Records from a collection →
-*-

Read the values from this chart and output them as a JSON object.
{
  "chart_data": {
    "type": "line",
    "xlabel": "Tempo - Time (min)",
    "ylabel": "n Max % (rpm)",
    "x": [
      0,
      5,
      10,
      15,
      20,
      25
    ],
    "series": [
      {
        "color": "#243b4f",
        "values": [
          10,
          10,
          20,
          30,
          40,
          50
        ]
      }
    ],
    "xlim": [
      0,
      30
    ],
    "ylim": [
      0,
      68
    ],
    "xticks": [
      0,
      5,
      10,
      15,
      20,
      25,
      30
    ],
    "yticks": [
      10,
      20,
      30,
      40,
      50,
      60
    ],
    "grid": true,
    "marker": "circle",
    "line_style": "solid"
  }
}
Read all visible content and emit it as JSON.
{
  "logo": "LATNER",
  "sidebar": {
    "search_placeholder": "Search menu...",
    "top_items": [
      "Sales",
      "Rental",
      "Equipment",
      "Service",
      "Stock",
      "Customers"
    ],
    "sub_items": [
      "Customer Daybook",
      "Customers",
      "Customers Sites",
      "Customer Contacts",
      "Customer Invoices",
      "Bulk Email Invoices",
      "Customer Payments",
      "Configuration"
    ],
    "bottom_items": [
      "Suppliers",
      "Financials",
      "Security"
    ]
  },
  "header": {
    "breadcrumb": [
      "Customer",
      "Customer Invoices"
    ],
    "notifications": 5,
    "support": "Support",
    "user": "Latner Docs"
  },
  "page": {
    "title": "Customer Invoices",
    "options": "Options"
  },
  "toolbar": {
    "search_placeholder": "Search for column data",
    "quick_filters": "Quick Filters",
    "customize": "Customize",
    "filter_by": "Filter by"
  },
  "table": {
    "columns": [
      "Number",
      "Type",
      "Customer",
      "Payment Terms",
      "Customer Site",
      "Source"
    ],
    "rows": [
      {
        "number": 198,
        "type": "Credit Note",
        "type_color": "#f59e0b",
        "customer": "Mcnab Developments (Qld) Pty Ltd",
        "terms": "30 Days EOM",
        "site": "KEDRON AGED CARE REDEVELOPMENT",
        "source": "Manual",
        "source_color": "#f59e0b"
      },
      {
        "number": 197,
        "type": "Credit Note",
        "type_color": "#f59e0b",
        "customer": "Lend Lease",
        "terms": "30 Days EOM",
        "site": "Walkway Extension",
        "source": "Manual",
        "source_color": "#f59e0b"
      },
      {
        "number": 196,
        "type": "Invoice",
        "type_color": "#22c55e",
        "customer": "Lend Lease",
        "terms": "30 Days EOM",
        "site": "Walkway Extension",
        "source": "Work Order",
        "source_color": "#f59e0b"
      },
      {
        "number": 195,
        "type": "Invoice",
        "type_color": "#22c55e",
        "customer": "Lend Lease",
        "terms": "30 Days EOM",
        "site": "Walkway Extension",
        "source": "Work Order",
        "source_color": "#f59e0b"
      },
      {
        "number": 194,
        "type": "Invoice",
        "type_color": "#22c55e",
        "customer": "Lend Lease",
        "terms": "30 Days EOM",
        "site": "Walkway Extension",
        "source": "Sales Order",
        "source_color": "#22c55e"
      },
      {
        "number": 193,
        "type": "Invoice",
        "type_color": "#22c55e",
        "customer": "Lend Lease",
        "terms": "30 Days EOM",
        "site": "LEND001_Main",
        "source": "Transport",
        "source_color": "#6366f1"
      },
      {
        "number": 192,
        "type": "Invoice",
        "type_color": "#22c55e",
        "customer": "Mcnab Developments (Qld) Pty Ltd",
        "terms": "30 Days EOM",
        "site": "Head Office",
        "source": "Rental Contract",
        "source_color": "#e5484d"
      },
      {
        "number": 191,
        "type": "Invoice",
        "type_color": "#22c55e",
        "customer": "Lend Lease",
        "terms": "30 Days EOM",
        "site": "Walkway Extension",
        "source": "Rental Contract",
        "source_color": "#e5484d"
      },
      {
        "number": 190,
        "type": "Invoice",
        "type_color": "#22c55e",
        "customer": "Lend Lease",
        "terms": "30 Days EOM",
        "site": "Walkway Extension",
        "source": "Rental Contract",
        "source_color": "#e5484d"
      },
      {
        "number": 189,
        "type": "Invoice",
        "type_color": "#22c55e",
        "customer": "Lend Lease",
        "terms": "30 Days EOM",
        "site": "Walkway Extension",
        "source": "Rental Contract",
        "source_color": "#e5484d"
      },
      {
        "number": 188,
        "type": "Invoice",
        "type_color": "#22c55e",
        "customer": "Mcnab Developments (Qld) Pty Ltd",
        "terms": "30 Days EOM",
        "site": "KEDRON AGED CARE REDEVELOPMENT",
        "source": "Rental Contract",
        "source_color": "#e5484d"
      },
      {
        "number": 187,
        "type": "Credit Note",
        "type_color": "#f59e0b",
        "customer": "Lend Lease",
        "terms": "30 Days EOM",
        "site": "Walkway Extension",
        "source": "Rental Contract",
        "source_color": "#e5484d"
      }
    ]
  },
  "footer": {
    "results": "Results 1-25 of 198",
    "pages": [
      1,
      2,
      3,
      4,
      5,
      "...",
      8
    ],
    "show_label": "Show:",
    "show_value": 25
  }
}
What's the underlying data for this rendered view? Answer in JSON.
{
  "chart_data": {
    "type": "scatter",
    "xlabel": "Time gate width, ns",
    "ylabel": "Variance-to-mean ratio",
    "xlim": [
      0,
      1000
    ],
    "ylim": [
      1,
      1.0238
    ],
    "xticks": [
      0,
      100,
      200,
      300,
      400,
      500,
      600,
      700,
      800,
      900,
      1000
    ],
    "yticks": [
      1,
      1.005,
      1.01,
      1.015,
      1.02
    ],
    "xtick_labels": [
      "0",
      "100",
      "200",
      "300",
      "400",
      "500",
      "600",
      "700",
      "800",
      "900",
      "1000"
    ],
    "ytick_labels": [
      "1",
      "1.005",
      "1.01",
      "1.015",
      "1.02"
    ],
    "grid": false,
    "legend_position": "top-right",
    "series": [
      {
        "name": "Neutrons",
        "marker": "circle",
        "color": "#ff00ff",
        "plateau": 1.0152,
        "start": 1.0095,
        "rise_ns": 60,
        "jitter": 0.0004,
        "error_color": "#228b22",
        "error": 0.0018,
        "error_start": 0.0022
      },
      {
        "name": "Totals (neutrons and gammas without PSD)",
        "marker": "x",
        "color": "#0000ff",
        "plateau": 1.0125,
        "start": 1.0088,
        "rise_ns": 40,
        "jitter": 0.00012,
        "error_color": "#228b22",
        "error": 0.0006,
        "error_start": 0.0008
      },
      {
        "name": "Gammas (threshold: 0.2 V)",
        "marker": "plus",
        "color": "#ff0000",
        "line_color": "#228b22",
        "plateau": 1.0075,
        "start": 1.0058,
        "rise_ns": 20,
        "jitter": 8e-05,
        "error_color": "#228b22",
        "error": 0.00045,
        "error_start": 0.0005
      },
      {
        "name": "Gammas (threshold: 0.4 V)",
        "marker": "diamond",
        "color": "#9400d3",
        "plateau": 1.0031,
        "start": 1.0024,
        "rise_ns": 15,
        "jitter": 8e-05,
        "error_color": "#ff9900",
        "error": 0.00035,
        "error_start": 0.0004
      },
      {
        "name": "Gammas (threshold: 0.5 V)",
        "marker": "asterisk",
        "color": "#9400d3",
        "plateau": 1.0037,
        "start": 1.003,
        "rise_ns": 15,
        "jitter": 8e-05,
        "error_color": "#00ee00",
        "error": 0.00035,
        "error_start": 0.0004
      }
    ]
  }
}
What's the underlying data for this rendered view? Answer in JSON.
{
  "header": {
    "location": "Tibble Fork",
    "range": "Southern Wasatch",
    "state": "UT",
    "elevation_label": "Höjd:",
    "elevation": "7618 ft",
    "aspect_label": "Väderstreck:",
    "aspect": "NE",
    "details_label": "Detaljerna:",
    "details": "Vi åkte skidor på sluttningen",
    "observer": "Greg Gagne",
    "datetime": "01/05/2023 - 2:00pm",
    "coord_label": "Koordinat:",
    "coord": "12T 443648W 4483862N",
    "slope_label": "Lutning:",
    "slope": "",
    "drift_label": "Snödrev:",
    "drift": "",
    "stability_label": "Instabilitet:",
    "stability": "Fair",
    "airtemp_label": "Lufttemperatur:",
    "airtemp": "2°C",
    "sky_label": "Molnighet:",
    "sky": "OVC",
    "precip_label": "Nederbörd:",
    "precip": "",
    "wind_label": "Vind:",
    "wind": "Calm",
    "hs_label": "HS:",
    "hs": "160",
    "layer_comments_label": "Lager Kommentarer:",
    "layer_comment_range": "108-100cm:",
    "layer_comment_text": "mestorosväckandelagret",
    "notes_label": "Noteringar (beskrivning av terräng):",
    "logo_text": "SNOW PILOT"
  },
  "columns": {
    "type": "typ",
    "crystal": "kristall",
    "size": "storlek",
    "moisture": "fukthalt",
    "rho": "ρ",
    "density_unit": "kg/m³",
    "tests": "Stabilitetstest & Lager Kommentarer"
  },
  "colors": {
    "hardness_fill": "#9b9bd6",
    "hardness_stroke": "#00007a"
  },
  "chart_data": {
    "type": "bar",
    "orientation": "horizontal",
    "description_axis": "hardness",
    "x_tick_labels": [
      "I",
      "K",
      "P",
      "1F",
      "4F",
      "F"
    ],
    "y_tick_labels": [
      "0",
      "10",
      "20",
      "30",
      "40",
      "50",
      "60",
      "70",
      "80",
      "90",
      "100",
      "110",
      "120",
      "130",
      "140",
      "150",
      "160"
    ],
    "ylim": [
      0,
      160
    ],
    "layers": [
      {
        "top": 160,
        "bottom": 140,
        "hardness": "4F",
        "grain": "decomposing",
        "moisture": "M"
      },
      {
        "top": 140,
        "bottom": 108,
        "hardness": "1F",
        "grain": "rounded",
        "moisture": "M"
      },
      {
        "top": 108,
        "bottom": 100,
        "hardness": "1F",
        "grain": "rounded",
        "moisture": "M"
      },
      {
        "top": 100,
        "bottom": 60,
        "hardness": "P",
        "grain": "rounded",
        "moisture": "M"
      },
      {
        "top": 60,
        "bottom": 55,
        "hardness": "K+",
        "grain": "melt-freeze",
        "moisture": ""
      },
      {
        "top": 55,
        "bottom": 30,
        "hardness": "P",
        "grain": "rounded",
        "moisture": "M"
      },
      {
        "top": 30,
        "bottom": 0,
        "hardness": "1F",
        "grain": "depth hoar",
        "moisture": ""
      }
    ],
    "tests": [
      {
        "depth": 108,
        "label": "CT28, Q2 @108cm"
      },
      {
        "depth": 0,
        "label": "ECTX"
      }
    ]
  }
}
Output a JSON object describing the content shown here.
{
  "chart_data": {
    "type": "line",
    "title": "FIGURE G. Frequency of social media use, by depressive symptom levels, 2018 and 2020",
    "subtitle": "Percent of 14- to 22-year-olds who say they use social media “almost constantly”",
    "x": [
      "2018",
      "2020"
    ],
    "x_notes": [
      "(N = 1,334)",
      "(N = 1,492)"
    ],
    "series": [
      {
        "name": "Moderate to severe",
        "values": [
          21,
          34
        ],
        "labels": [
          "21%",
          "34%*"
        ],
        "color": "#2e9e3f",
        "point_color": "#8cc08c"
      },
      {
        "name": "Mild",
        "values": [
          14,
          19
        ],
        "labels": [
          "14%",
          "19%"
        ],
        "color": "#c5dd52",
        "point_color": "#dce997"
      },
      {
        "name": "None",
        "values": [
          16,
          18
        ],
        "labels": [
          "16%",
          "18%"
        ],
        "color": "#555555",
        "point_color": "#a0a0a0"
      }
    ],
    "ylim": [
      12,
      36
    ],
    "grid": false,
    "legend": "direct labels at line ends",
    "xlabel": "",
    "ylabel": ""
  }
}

-*-

Set task → Find how many lines of the material carry the string "media". Only the number should be in the answer.

Result below → 2